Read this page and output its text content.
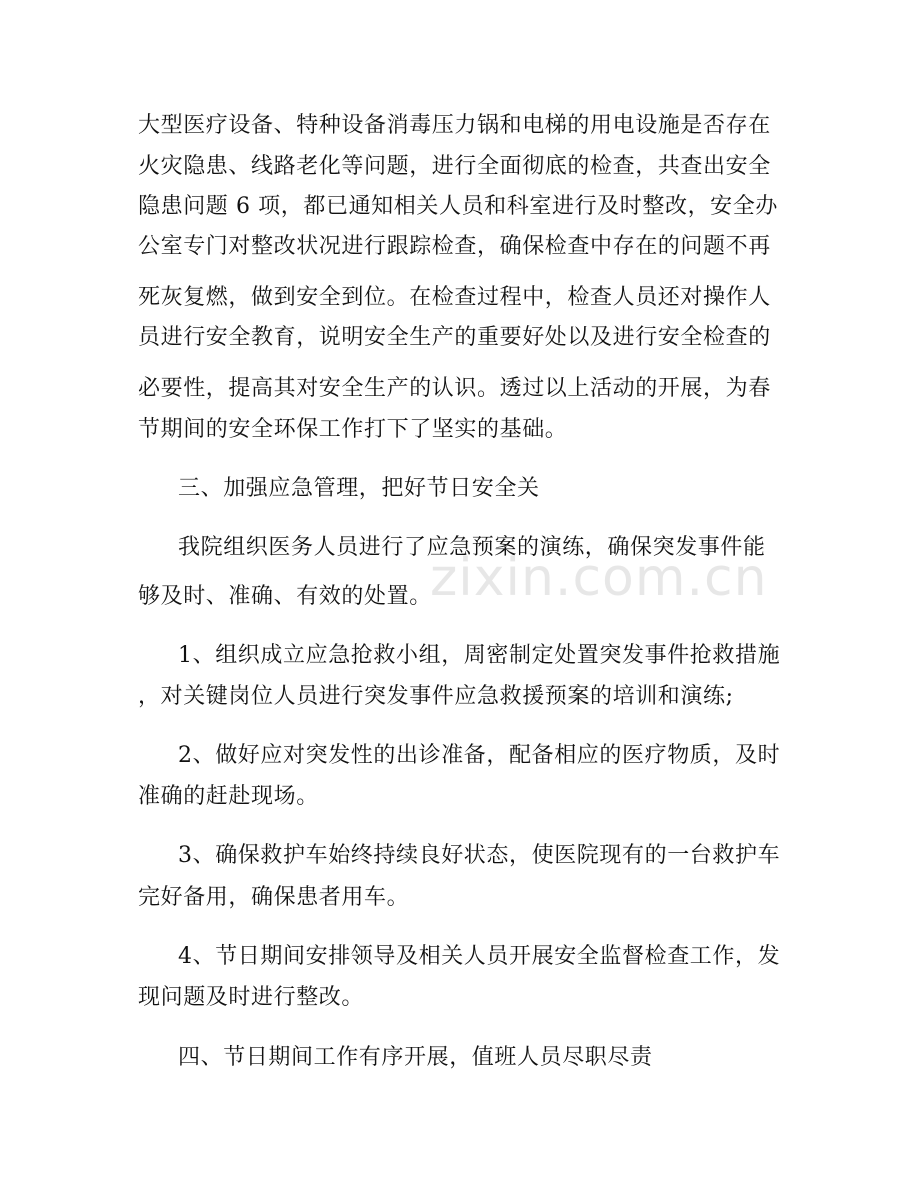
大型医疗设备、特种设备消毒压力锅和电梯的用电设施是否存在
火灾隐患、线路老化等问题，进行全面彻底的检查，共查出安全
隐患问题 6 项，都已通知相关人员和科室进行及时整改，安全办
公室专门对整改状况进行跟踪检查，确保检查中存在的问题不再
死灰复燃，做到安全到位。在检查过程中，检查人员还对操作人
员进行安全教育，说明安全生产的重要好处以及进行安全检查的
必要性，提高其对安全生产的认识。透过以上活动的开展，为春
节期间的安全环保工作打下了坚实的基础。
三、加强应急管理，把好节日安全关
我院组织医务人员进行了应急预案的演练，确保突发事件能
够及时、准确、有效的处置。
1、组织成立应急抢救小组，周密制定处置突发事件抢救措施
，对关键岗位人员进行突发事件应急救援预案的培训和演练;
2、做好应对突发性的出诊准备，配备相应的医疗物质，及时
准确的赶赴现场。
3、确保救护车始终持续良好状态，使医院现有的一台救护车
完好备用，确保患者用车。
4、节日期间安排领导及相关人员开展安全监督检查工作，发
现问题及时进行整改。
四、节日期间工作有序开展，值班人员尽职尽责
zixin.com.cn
○ ○ ○ ○ ○
All of the lines above should be printed exactly, minus the pictures.

Read this page and output its text content.
大型医疗设备、特种设备消毒压力锅和电梯的用电设施是否存在
火灾隐患、线路老化等问题，进行全面彻底的检查，共查出安全
隐患问题 6 项，都已通知相关人员和科室进行及时整改，安全办
公室专门对整改状况进行跟踪检查，确保检查中存在的问题不再
死灰复燃，做到安全到位。在检查过程中，检查人员还对操作人
员进行安全教育，说明安全生产的重要好处以及进行安全检查的
必要性，提高其对安全生产的认识。透过以上活动的开展，为春
节期间的安全环保工作打下了坚实的基础。
三、加强应急管理，把好节日安全关
我院组织医务人员进行了应急预案的演练，确保突发事件能
够及时、准确、有效的处置。
1、组织成立应急抢救小组，周密制定处置突发事件抢救措施
，对关键岗位人员进行突发事件应急救援预案的培训和演练;
2、做好应对突发性的出诊准备，配备相应的医疗物质，及时
准确的赶赴现场。
3、确保救护车始终持续良好状态，使医院现有的一台救护车
完好备用，确保患者用车。
4、节日期间安排领导及相关人员开展安全监督检查工作，发
现问题及时进行整改。
四、节日期间工作有序开展，值班人员尽职尽责
zixin.com.cn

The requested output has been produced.